**Exercise**. Give only the number of lines that hold the word "type".

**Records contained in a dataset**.
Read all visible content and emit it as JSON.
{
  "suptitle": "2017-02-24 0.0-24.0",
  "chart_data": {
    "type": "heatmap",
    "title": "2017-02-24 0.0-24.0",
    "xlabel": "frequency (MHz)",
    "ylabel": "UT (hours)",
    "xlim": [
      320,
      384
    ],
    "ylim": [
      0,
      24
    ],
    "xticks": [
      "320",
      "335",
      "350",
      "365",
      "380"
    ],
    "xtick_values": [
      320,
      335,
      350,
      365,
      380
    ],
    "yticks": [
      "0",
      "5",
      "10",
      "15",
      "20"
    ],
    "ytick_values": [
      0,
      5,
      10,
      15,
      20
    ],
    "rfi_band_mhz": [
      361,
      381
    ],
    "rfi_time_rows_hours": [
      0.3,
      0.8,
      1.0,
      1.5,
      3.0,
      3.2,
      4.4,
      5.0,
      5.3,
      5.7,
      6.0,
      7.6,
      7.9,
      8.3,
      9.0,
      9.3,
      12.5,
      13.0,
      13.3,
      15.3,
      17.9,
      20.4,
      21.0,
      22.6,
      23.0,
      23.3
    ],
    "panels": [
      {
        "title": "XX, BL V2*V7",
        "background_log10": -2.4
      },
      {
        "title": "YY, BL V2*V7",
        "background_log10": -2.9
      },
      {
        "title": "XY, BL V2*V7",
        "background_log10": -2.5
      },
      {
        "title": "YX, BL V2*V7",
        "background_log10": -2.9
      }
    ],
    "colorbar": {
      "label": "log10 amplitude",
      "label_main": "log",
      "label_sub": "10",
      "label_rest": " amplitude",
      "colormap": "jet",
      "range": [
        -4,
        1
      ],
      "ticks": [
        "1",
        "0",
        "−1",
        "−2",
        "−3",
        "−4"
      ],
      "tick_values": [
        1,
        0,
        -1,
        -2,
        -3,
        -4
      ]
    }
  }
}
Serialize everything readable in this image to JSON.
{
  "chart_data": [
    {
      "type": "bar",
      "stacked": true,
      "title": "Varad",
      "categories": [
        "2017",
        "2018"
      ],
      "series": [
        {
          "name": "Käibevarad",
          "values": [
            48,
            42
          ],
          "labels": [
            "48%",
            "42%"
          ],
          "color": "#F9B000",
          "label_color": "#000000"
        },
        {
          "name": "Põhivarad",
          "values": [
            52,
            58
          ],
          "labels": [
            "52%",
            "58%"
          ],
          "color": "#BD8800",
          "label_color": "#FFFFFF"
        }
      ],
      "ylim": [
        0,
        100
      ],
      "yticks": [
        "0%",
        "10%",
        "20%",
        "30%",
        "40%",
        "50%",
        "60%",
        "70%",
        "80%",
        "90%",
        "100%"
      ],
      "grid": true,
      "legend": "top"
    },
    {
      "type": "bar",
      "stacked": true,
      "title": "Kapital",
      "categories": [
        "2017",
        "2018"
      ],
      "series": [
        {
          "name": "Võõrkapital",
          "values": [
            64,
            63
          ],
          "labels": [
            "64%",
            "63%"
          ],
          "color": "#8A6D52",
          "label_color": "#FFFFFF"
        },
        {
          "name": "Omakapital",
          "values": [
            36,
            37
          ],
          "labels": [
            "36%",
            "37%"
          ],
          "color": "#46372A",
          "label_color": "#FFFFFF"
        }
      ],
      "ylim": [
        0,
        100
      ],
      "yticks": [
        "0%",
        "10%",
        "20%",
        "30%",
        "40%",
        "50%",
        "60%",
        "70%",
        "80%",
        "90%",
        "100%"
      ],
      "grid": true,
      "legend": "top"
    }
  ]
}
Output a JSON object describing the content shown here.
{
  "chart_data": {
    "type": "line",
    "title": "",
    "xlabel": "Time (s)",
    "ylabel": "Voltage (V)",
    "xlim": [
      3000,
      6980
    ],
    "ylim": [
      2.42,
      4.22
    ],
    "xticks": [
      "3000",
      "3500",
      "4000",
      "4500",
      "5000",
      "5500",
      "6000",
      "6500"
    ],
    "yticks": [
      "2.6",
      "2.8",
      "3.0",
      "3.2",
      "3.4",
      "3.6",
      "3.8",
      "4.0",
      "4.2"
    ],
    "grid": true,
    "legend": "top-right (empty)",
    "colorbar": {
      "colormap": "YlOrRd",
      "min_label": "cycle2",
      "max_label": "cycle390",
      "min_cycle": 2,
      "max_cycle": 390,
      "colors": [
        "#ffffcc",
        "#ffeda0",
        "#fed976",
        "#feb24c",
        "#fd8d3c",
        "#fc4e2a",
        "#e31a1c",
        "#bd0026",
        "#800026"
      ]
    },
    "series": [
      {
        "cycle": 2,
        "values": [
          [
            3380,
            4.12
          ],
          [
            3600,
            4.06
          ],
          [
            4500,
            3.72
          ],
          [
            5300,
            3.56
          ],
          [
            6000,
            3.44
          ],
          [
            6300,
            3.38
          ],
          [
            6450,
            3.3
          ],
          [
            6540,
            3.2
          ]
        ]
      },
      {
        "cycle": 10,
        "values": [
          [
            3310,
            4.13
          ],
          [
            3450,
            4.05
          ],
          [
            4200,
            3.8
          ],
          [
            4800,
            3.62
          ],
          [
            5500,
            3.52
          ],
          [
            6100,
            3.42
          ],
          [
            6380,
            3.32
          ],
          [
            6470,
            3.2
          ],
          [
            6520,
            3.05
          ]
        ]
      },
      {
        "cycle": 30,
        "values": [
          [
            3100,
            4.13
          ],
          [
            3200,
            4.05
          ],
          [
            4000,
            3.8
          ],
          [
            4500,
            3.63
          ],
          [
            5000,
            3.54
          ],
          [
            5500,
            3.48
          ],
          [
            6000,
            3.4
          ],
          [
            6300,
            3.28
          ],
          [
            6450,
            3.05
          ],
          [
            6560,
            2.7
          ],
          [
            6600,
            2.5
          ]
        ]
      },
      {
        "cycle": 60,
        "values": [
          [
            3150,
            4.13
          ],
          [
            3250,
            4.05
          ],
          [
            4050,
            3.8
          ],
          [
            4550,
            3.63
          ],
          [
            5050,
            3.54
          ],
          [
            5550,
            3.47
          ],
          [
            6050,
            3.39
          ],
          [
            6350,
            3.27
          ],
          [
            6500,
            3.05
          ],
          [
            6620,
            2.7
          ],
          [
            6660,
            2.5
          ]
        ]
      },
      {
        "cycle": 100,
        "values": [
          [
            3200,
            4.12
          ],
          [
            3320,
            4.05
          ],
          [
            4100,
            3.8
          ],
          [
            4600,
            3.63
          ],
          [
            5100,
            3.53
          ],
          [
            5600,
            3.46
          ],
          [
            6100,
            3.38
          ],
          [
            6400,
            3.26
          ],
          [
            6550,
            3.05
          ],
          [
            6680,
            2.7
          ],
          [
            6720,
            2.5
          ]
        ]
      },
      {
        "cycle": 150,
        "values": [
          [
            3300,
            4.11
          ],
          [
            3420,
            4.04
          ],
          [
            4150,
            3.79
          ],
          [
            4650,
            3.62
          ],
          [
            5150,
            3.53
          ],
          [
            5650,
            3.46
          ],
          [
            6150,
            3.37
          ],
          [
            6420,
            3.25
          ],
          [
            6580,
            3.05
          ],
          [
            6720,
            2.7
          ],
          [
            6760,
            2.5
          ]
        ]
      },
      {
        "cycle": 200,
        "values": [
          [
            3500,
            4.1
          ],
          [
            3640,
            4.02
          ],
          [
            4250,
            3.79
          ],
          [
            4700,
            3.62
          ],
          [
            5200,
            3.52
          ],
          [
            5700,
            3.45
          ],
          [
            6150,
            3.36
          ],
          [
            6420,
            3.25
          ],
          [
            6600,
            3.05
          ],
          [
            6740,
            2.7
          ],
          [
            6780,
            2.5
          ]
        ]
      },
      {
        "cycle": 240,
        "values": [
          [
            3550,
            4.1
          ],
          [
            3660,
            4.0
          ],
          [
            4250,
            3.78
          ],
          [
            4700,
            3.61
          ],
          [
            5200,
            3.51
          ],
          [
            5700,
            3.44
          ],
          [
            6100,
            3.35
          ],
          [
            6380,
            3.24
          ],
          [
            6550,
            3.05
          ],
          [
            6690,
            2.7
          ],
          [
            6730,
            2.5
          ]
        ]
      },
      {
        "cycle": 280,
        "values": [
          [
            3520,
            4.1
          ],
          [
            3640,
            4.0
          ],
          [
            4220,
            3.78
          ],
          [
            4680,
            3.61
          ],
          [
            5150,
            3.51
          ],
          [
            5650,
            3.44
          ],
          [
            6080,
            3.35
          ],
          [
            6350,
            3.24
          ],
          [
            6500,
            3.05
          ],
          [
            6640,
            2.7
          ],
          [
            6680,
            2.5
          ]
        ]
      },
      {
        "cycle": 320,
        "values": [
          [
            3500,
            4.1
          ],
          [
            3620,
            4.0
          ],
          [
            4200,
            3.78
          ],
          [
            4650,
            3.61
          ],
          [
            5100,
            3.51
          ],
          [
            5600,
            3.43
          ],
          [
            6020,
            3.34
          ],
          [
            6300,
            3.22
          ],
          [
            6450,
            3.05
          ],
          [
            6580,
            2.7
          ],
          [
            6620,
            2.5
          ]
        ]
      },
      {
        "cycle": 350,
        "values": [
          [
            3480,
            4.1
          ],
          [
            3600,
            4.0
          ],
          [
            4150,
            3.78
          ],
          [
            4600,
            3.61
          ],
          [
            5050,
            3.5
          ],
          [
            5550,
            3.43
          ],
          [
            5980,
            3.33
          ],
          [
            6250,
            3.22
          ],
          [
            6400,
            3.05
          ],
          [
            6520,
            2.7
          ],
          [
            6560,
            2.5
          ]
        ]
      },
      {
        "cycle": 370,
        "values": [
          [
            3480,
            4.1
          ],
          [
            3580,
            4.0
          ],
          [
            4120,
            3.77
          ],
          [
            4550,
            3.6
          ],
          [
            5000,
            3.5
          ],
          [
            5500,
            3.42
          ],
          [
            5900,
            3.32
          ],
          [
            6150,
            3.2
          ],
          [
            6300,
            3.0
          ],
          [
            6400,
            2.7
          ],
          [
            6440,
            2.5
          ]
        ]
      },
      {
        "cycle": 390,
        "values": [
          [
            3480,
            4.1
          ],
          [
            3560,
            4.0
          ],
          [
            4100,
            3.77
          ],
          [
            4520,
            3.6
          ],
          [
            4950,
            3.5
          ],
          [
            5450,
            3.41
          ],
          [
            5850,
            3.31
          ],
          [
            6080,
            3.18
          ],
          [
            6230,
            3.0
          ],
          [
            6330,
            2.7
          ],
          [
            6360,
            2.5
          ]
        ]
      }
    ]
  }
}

**Reply**. 4